Work to be completed: Go through the entries below and collect each line with the string "销售退回" in it.

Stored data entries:
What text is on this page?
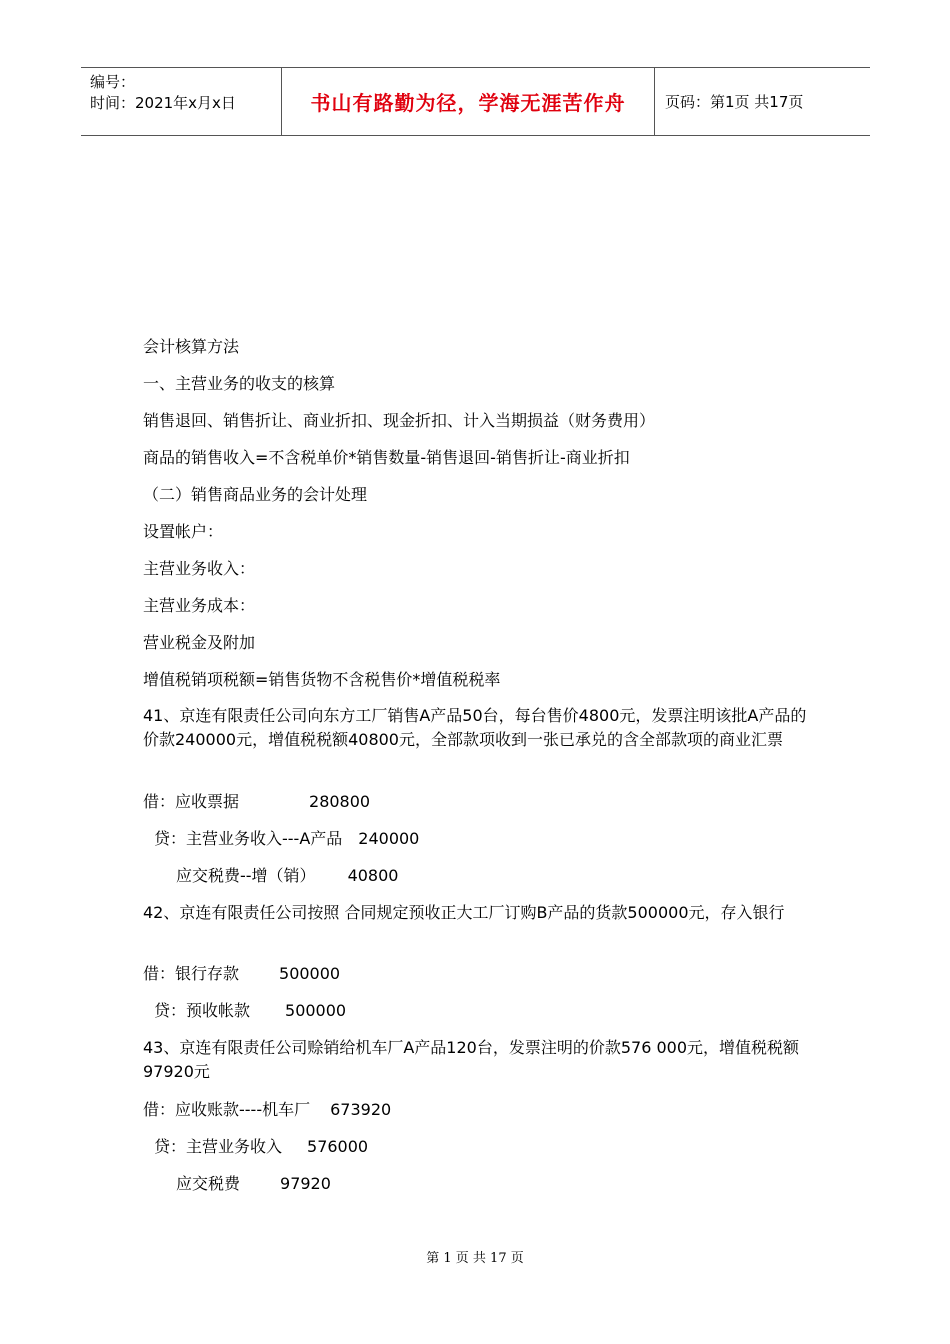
编号：
时间：2021年x月x日	书山有路勤为径，学海无涯苦作舟	页码：第1页 共17页
会计核算方法
一、主营业务的收支的核算
销售退回、销售折让、商业折扣、现金折扣、计入当期损益（财务费用）
商品的销售收入=不含税单价*销售数量-销售退回-销售折让-商业折扣
（二）销售商品业务的会计处理
设置帐户：
主营业务收入：
主营业务成本：
营业税金及附加
增值税销项税额=销售货物不含税售价*增值税税率
41、京连有限责任公司向东方工厂销售A产品50台，每台售价4800元，发票注明该批A产品的价款240000元，增值税税额40800元，全部款项收到一张已承兑的含全部款项的商业汇票
借：应收票据	280800
贷：主营业务收入---A产品 240000
应交税费--增（销） 40800
42、京连有限责任公司按照 合同规定预收正大工厂订购B产品的货款500000元，存入银行
借：银行存款	500000
贷：预收帐款 500000
43、京连有限责任公司赊销给机车厂A产品120台，发票注明的价款576 000元，增值税税额97920元
借：应收账款----机车厂 673920
贷：主营业务收入 576000
应交税费	97920
第 1 页 共 17 页
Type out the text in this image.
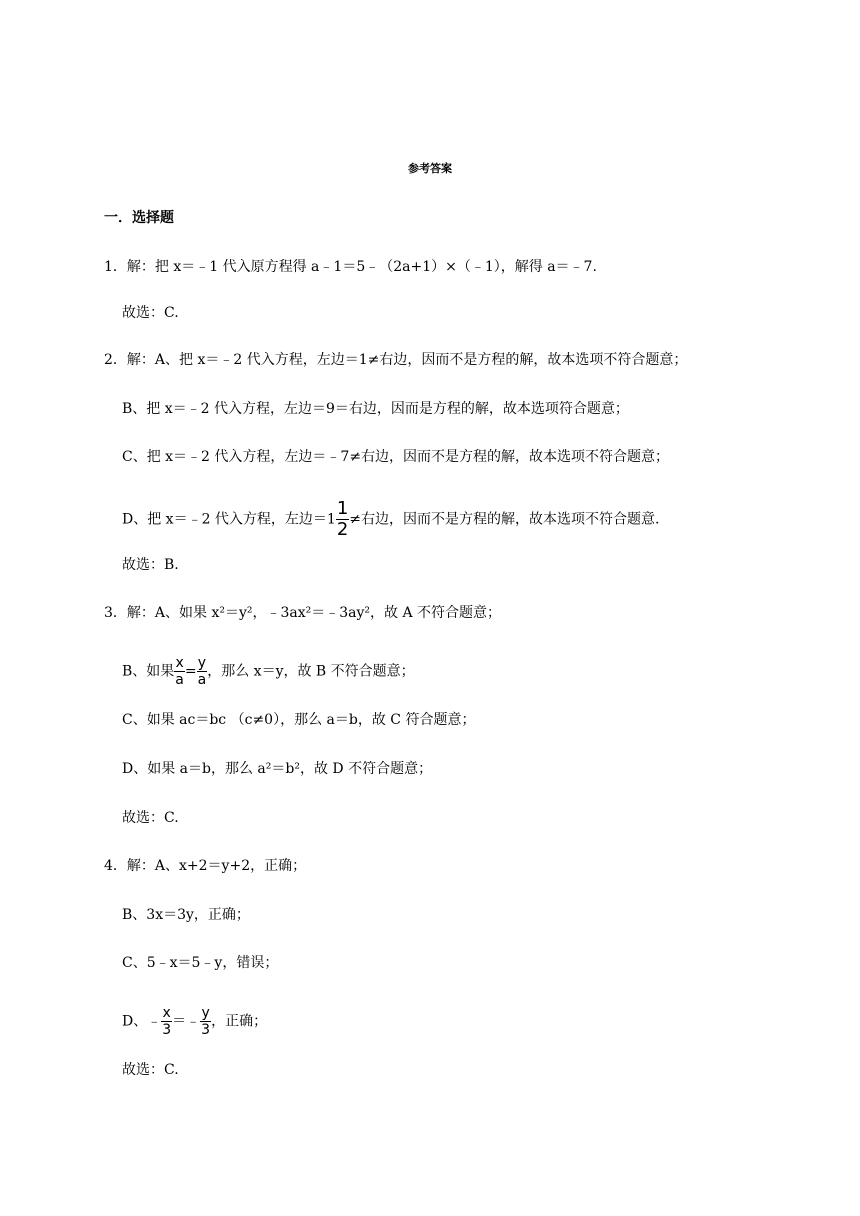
参考答案
一．选择题
1．解：把 x＝﹣1 代入原方程得 a﹣1＝5﹣（2a+1）×（﹣1），解得 a＝﹣7.
故选：C.
2．解：A、把 x＝﹣2 代入方程，左边＝1≠右边，因而不是方程的解，故本选项不符合题意；
B、把 x＝﹣2 代入方程，左边＝9＝右边，因而是方程的解，故本选项符合题意；
C、把 x＝﹣2 代入方程，左边＝﹣7≠右边，因而不是方程的解，故本选项不符合题意；
D、把 x＝﹣2 代入方程，左边$=1 \frac{1}{2}$ ≠右边，因而不是方程的解，故本选项不符合题意.
故选：B.
3．解：A、如果 x²＝y²，﹣3ax²＝﹣3ay²，故 A 不符合题意；
B、如果 $\frac{x}{a} = \frac{y}{a}$ ，那么 x＝y，故 B 不符合题意；
C、如果 ac＝bc （c≠0），那么 a＝b，故 C 符合题意；
D、如果 a＝b，那么 a²＝b²，故 D 不符合题意；
故选：C.
4．解：A、x+2＝y+2，正确；
B、3x＝3y，正确；
C、5﹣x＝5﹣y，错误；
D、﹣ $\frac{x}{3}$ ＝﹣ $\frac{y}{3}$ ，正确；
故选：C.
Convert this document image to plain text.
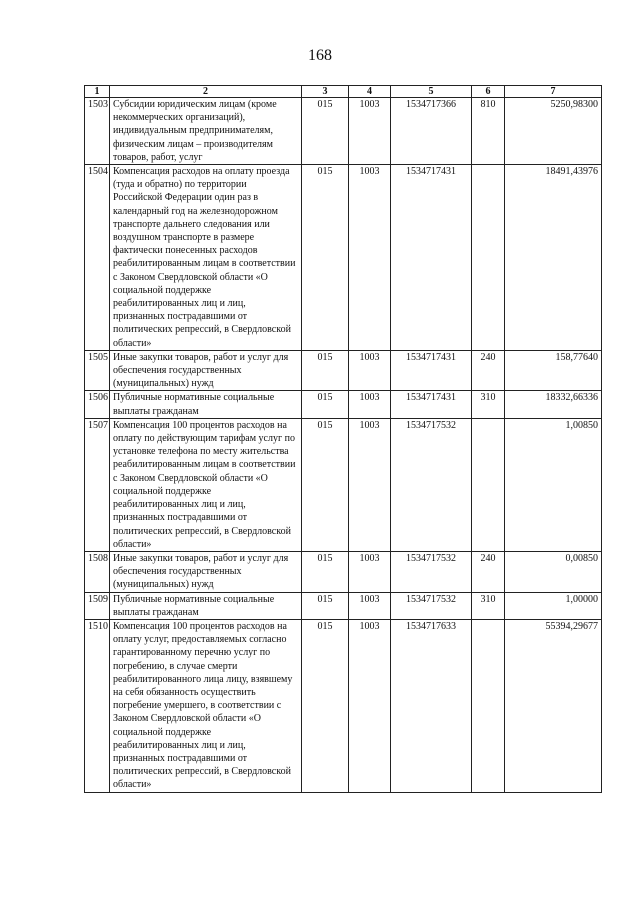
168
1	2	3	4	5	6	7
1503	Субсидии юридическим лицам (кроме некоммерческих организаций), индивидуальным предпринимателям, физическим лицам – производителям товаров, работ, услуг	015	1003	1534717366	810	5250,98300
1504	Компенсация расходов на оплату проезда (туда и обратно) по территории Российской Федерации один раз в календарный год на железнодорожном транспорте дальнего следования или воздушном транспорте в размере фактически понесенных расходов реабилитированным лицам в соответствии с Законом Свердловской области «О социальной поддержке реабилитированных лиц и лиц, признанных пострадавшими от политических репрессий, в Свердловской области»	015	1003	1534717431		18491,43976
1505	Иные закупки товаров, работ и услуг для обеспечения государственных (муниципальных) нужд	015	1003	1534717431	240	158,77640
1506	Публичные нормативные социальные выплаты гражданам	015	1003	1534717431	310	18332,66336
1507	Компенсация 100 процентов расходов на оплату по действующим тарифам услуг по установке телефона по месту жительства реабилитированным лицам в соответствии с Законом Свердловской области «О социальной поддержке реабилитированных лиц и лиц, признанных пострадавшими от политических репрессий, в Свердловской области»	015	1003	1534717532		1,00850
1508	Иные закупки товаров, работ и услуг для обеспечения государственных (муниципальных) нужд	015	1003	1534717532	240	0,00850
1509	Публичные нормативные социальные выплаты гражданам	015	1003	1534717532	310	1,00000
1510	Компенсация 100 процентов расходов на оплату услуг, предоставляемых согласно гарантированному перечню услуг по погребению, в случае смерти реабилитированного лица лицу, взявшему на себя обязанность осуществить погребение умершего, в соответствии с Законом Свердловской области «О социальной поддержке реабилитированных лиц и лиц, признанных пострадавшими от политических репрессий, в Свердловской области»	015	1003	1534717633		55394,29677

Exercise output:
销售退回、销售折让、商业折扣、现金折扣、计入当期损益（财务费用）
商品的销售收入=不含税单价*销售数量-销售退回-销售折让-商业折扣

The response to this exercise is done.